** begin MATERIAL FOR THE TASK **

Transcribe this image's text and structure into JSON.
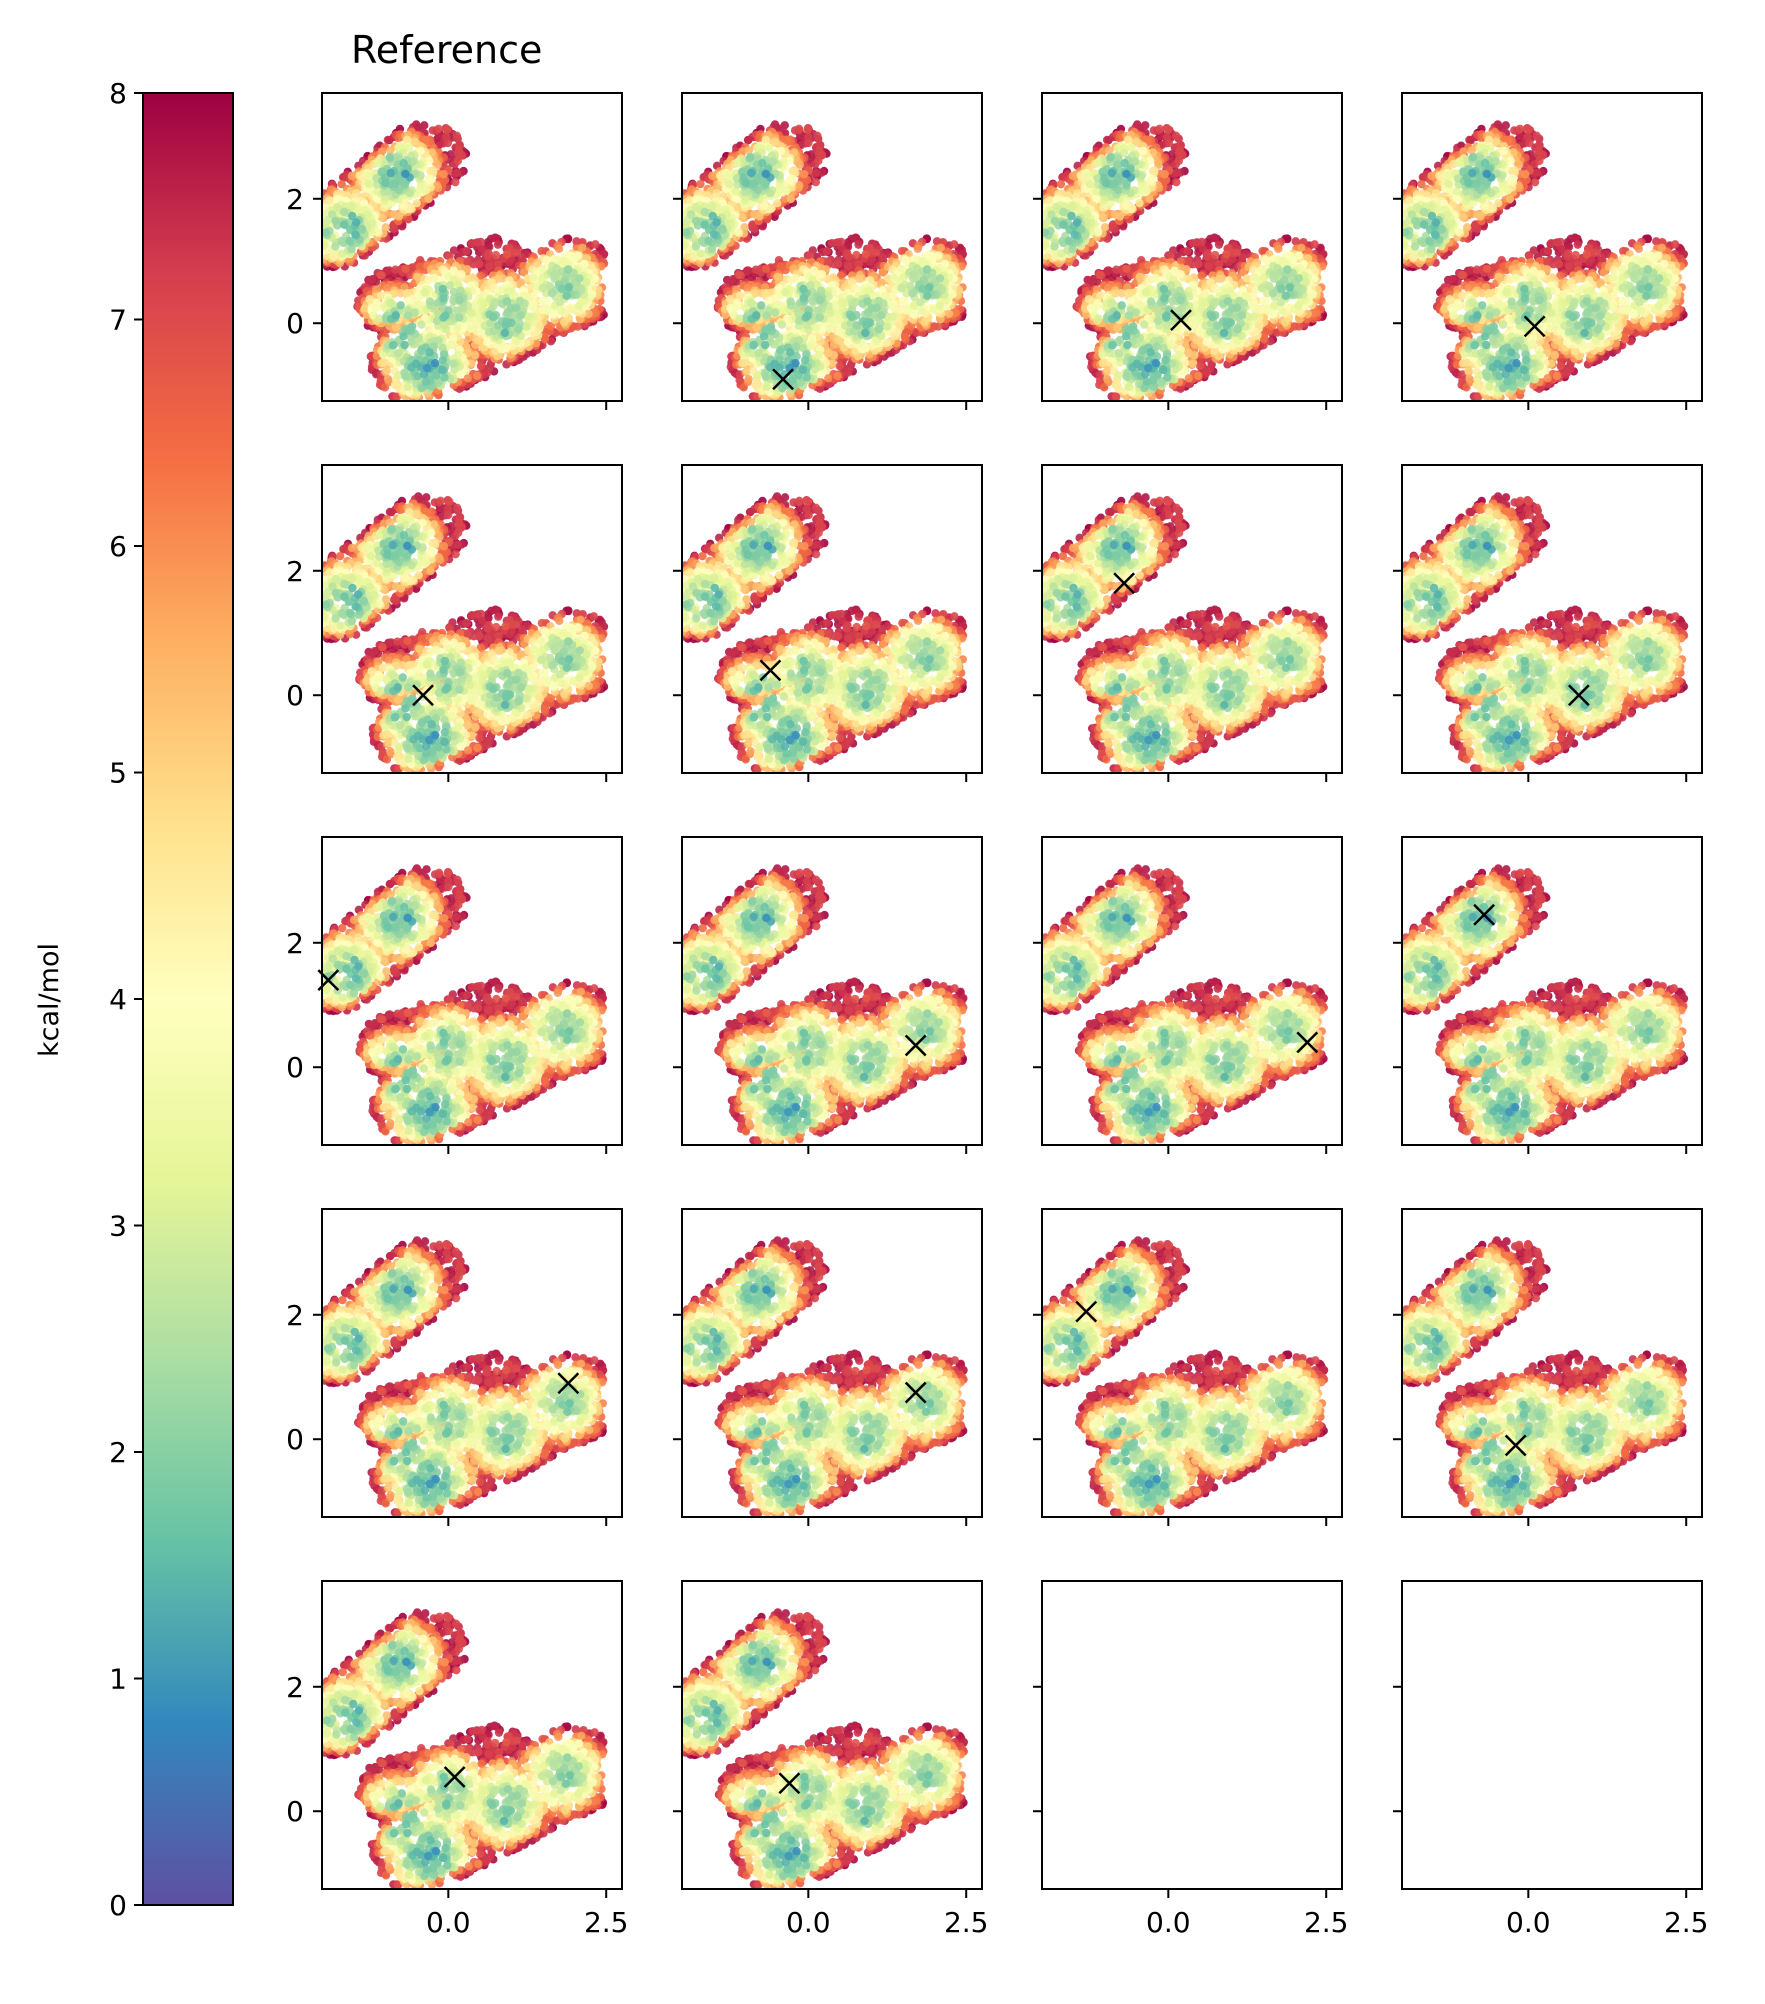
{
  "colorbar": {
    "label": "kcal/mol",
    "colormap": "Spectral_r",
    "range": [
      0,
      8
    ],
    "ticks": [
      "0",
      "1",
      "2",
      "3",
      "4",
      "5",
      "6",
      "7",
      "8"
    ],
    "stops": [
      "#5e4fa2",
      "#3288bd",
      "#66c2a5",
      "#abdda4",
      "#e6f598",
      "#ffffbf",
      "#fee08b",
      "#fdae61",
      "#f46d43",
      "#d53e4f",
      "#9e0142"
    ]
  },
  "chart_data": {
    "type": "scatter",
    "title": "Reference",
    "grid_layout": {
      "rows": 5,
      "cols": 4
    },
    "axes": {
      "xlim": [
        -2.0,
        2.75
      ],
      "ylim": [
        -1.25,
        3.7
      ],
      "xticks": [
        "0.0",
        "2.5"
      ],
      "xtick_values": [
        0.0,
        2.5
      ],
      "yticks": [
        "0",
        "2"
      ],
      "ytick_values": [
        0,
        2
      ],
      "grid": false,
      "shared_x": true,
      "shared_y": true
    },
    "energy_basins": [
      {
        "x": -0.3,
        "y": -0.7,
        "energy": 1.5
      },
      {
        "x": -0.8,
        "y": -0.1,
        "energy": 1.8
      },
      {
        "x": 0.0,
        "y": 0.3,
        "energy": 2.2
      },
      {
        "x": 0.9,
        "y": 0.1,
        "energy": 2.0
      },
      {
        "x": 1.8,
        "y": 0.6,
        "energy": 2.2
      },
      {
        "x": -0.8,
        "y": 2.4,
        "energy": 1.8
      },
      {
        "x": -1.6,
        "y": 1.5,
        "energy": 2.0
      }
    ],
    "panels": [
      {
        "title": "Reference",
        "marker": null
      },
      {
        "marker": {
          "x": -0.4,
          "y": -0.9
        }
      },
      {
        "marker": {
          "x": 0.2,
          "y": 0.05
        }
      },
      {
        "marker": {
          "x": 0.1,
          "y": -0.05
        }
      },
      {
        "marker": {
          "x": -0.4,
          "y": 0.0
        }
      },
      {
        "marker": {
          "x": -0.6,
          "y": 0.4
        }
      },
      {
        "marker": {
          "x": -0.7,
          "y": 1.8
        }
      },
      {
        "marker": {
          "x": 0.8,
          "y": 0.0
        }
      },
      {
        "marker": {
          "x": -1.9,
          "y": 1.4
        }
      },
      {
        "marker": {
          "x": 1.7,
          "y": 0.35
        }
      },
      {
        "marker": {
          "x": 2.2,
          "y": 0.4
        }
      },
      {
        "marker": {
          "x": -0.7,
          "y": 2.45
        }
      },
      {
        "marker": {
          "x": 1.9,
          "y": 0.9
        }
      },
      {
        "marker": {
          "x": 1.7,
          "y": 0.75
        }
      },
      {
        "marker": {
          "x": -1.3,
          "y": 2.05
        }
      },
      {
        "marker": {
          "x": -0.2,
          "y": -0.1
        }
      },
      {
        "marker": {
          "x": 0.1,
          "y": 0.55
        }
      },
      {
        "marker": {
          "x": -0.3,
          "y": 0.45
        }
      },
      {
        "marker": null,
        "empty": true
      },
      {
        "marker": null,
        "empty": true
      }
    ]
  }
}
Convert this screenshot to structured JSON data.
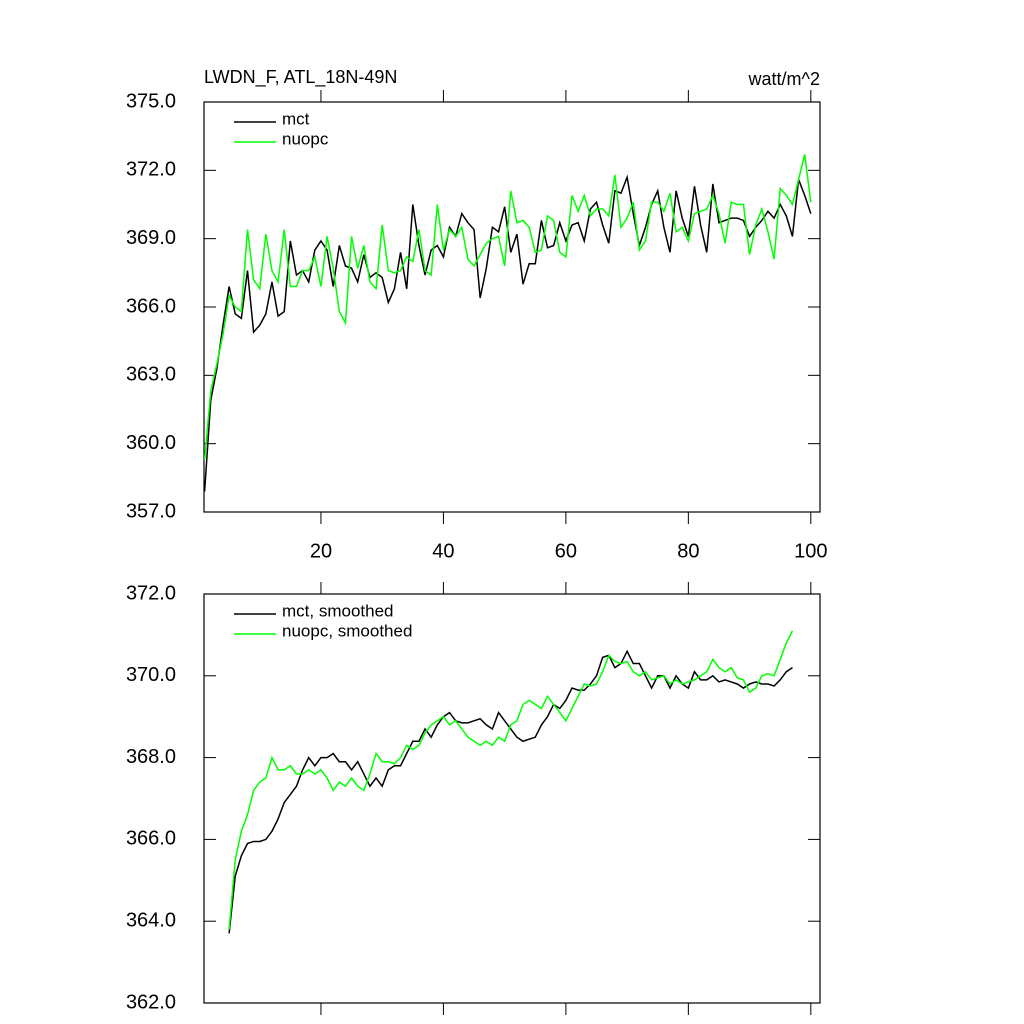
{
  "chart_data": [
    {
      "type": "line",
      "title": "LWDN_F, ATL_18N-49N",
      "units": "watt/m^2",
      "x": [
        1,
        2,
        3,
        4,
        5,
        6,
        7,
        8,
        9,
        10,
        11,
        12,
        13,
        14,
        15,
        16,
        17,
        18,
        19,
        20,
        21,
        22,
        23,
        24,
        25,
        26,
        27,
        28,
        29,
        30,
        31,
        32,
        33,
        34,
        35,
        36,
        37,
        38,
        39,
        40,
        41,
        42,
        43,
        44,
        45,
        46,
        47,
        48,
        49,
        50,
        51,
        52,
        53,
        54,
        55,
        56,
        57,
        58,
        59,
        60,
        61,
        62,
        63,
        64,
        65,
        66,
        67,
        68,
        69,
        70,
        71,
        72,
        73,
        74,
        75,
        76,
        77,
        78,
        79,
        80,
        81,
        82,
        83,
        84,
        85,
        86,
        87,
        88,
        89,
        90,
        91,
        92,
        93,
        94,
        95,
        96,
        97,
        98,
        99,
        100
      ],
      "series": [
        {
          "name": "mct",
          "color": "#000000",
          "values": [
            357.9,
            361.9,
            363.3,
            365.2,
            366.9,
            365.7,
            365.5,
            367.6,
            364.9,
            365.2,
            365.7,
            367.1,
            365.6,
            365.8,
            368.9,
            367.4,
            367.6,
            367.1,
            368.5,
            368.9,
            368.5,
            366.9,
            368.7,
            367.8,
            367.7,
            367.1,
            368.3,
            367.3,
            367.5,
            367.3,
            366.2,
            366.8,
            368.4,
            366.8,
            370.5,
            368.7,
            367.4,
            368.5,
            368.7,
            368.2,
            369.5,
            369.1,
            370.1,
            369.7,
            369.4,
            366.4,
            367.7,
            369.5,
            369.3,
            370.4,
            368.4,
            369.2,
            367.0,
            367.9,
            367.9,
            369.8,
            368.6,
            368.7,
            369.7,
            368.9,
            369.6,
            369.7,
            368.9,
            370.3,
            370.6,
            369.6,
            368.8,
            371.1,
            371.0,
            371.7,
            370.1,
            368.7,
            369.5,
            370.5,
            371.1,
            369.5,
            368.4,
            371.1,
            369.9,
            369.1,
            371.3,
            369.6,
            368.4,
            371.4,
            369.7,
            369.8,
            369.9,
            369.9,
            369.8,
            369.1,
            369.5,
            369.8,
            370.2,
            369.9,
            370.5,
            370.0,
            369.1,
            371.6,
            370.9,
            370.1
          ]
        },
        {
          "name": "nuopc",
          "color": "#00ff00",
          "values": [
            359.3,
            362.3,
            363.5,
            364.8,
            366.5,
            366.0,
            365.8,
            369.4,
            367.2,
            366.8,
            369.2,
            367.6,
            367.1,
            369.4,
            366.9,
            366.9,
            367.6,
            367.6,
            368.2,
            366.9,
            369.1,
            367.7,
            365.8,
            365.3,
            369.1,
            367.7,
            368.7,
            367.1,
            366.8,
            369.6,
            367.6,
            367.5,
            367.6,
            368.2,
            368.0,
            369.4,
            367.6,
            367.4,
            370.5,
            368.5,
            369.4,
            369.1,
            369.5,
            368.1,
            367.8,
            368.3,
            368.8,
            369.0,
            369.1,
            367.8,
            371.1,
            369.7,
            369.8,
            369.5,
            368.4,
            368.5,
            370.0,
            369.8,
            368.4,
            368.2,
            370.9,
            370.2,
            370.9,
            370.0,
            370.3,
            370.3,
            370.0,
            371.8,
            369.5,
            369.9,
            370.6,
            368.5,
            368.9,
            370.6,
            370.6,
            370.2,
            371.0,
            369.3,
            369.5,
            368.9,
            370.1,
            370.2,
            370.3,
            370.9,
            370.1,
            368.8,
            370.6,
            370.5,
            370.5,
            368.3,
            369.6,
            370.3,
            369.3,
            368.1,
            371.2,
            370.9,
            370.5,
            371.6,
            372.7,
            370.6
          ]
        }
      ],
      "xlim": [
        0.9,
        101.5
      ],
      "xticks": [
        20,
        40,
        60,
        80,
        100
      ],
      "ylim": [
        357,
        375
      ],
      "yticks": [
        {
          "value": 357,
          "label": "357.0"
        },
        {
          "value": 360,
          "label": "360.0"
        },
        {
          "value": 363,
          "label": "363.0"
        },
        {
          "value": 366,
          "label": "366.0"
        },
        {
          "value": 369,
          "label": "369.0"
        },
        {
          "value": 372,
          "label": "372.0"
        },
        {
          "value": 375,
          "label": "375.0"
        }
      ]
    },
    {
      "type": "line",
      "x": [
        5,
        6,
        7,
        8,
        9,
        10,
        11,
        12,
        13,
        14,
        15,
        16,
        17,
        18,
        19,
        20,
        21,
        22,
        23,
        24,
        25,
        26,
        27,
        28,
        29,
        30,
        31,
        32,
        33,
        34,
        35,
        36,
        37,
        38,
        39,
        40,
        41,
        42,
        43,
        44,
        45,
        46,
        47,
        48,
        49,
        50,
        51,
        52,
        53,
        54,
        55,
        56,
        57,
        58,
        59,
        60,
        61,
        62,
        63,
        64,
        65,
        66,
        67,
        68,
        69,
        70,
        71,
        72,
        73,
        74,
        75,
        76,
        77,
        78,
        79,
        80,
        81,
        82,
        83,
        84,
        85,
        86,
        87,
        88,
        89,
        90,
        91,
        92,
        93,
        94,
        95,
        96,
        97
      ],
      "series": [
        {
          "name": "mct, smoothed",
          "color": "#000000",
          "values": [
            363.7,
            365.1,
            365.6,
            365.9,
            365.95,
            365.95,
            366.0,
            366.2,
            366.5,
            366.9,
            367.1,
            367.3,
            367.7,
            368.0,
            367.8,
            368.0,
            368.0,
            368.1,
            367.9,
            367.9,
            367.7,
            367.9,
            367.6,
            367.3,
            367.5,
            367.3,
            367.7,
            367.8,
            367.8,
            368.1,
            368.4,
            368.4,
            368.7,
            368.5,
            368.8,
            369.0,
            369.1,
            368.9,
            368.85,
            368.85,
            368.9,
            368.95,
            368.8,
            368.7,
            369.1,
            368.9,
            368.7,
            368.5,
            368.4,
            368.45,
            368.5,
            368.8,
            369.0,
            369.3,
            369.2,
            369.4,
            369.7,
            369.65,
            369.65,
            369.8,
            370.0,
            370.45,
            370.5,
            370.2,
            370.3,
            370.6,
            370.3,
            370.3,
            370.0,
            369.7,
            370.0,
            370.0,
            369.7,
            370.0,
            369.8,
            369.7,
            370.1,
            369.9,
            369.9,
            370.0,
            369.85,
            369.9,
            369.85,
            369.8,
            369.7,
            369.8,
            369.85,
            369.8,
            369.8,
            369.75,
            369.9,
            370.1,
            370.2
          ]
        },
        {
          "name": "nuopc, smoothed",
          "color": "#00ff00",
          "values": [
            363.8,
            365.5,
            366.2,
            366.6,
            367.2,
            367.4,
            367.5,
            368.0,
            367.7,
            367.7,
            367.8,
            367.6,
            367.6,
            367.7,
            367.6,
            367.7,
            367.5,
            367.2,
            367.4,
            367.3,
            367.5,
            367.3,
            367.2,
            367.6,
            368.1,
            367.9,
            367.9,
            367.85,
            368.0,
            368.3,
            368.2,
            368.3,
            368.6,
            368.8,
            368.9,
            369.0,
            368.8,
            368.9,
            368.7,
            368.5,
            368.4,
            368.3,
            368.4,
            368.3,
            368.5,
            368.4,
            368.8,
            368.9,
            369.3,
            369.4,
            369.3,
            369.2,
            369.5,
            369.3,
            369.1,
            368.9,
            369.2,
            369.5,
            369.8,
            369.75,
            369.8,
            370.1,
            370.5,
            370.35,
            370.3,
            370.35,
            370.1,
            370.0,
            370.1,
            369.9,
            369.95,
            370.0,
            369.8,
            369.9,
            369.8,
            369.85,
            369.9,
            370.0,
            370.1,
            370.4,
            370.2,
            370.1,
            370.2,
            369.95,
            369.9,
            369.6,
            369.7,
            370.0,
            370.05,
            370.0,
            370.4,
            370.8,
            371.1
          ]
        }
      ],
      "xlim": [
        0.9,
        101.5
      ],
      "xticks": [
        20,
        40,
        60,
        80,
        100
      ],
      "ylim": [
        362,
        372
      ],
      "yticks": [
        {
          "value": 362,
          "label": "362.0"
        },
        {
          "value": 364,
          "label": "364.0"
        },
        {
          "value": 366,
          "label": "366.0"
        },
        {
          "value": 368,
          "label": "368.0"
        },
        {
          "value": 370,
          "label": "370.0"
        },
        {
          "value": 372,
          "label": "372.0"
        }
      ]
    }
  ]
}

** end MATERIAL FOR THE TASK **

◆ WRITTEN EXERCISE
Collect from the data above every line that includes "JSON".

◆ RESPONSE TO THIS EXERCISE
Transcribe this image's text and structure into JSON.
Convert this screenshot to structured JSON data.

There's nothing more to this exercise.